**SHORT PROBLEM:** Here are some entries; quote each one exactly.

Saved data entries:
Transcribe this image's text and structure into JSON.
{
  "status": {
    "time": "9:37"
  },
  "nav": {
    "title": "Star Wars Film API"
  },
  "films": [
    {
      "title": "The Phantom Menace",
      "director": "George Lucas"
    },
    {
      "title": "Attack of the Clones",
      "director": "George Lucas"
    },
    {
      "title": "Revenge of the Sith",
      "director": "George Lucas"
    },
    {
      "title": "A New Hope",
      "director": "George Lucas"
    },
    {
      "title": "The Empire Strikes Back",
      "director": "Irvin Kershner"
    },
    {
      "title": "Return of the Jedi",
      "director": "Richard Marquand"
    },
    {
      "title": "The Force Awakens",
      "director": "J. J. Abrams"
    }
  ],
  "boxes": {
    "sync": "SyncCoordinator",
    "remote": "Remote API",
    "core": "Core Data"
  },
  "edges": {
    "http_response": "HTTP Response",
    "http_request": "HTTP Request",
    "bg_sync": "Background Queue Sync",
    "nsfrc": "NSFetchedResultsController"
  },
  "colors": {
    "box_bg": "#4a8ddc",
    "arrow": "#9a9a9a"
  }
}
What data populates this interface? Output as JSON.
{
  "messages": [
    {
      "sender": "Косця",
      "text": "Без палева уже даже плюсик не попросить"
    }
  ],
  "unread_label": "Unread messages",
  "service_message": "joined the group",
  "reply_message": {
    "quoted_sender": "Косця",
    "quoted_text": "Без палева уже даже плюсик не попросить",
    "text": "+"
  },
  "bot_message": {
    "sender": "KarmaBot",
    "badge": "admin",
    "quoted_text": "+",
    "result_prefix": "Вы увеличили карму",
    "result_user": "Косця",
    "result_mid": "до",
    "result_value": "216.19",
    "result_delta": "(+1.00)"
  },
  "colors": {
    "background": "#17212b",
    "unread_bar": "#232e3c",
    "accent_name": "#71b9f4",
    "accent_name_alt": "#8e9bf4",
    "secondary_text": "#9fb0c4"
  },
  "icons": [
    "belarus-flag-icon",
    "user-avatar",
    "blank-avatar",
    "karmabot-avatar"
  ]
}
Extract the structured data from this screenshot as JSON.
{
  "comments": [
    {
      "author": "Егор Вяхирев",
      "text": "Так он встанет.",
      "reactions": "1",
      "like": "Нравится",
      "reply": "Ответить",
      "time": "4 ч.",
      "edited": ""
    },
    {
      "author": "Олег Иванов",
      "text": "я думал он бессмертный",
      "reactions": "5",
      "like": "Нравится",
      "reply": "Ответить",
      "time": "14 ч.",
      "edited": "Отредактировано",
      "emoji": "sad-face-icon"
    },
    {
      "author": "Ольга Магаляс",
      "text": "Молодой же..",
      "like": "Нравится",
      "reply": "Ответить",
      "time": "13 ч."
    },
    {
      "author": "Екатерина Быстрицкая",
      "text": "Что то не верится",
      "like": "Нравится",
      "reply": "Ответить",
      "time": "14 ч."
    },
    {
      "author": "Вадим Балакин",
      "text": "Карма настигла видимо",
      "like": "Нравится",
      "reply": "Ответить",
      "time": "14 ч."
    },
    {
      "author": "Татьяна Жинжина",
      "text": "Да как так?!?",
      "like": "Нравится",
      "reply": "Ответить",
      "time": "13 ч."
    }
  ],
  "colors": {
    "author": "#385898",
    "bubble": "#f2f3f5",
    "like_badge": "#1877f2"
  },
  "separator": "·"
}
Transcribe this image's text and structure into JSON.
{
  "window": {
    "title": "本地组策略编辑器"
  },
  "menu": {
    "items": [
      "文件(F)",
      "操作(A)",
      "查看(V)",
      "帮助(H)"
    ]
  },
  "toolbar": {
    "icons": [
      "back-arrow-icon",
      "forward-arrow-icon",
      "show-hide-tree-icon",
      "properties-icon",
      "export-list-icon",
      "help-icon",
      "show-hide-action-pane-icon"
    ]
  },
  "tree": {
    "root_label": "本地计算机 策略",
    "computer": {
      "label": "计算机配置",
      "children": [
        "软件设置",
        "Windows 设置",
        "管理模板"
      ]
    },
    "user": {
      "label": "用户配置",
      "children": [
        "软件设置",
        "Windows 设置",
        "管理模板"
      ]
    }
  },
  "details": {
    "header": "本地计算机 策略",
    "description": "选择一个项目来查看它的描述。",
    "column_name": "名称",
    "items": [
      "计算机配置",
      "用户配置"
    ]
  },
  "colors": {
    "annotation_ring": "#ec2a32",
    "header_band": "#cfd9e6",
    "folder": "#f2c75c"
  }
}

**RESPONSE TO THIS TASK:**
Transcribe this image's text and structure into JSON.
{
  "status": {
    "time": "9:37"
  },
  "nav": {
    "title": "Star Wars Film API"
  },
  "films": [
    {
      "title": "The Phantom Menace",
      "director": "George Lucas"
    },
    {
      "title": "Attack of the Clones",
      "director": "George Lucas"
    },
    {
      "title": "Revenge of the Sith",
      "director": "George Lucas"
    },
    {
      "title": "A New Hope",
      "director": "George Lucas"
    },
    {
      "title": "The Empire Strikes Back",
      "director": "Irvin Kershner"
    },
    {
      "title": "Return of the Jedi",
      "director": "Richard Marquand"
    },
    {
      "title": "The Force Awakens",
      "director": "J. J. Abrams"
    }
  ],
  "boxes": {
    "sync": "SyncCoordinator",
    "remote": "Remote API",
    "core": "Core Data"
  },
  "edges": {
    "http_response": "HTTP Response",
    "http_request": "HTTP Request",
    "bg_sync": "Background Queue Sync",
    "nsfrc": "NSFetchedResultsController"
  },
  "colors": {
    "box_bg": "#4a8ddc",
    "arrow": "#9a9a9a"
  }
}
What data populates this interface? Output as JSON.
{
  "messages": [
    {
      "sender": "Косця",
      "text": "Без палева уже даже плюсик не попросить"
    }
  ],
  "unread_label": "Unread messages",
  "service_message": "joined the group",
  "reply_message": {
    "quoted_sender": "Косця",
    "quoted_text": "Без палева уже даже плюсик не попросить",
    "text": "+"
  },
  "bot_message": {
    "sender": "KarmaBot",
    "badge": "admin",
    "quoted_text": "+",
    "result_prefix": "Вы увеличили карму",
    "result_user": "Косця",
    "result_mid": "до",
    "result_value": "216.19",
    "result_delta": "(+1.00)"
  },
  "colors": {
    "background": "#17212b",
    "unread_bar": "#232e3c",
    "accent_name": "#71b9f4",
    "accent_name_alt": "#8e9bf4",
    "secondary_text": "#9fb0c4"
  },
  "icons": [
    "belarus-flag-icon",
    "user-avatar",
    "blank-avatar",
    "karmabot-avatar"
  ]
}
Extract the structured data from this screenshot as JSON.
{
  "comments": [
    {
      "author": "Егор Вяхирев",
      "text": "Так он встанет.",
      "reactions": "1",
      "like": "Нравится",
      "reply": "Ответить",
      "time": "4 ч.",
      "edited": ""
    },
    {
      "author": "Олег Иванов",
      "text": "я думал он бессмертный",
      "reactions": "5",
      "like": "Нравится",
      "reply": "Ответить",
      "time": "14 ч.",
      "edited": "Отредактировано",
      "emoji": "sad-face-icon"
    },
    {
      "author": "Ольга Магаляс",
      "text": "Молодой же..",
      "like": "Нравится",
      "reply": "Ответить",
      "time": "13 ч."
    },
    {
      "author": "Екатерина Быстрицкая",
      "text": "Что то не верится",
      "like": "Нравится",
      "reply": "Ответить",
      "time": "14 ч."
    },
    {
      "author": "Вадим Балакин",
      "text": "Карма настигла видимо",
      "like": "Нравится",
      "reply": "Ответить",
      "time": "14 ч."
    },
    {
      "author": "Татьяна Жинжина",
      "text": "Да как так?!?",
      "like": "Нравится",
      "reply": "Ответить",
      "time": "13 ч."
    }
  ],
  "colors": {
    "author": "#385898",
    "bubble": "#f2f3f5",
    "like_badge": "#1877f2"
  },
  "separator": "·"
}
Transcribe this image's text and structure into JSON.
{
  "window": {
    "title": "本地组策略编辑器"
  },
  "menu": {
    "items": [
      "文件(F)",
      "操作(A)",
      "查看(V)",
      "帮助(H)"
    ]
  },
  "toolbar": {
    "icons": [
      "back-arrow-icon",
      "forward-arrow-icon",
      "show-hide-tree-icon",
      "properties-icon",
      "export-list-icon",
      "help-icon",
      "show-hide-action-pane-icon"
    ]
  },
  "tree": {
    "root_label": "本地计算机 策略",
    "computer": {
      "label": "计算机配置",
      "children": [
        "软件设置",
        "Windows 设置",
        "管理模板"
      ]
    },
    "user": {
      "label": "用户配置",
      "children": [
        "软件设置",
        "Windows 设置",
        "管理模板"
      ]
    }
  },
  "details": {
    "header": "本地计算机 策略",
    "description": "选择一个项目来查看它的描述。",
    "column_name": "名称",
    "items": [
      "计算机配置",
      "用户配置"
    ]
  },
  "colors": {
    "annotation_ring": "#ec2a32",
    "header_band": "#cfd9e6",
    "folder": "#f2c75c"
  }
}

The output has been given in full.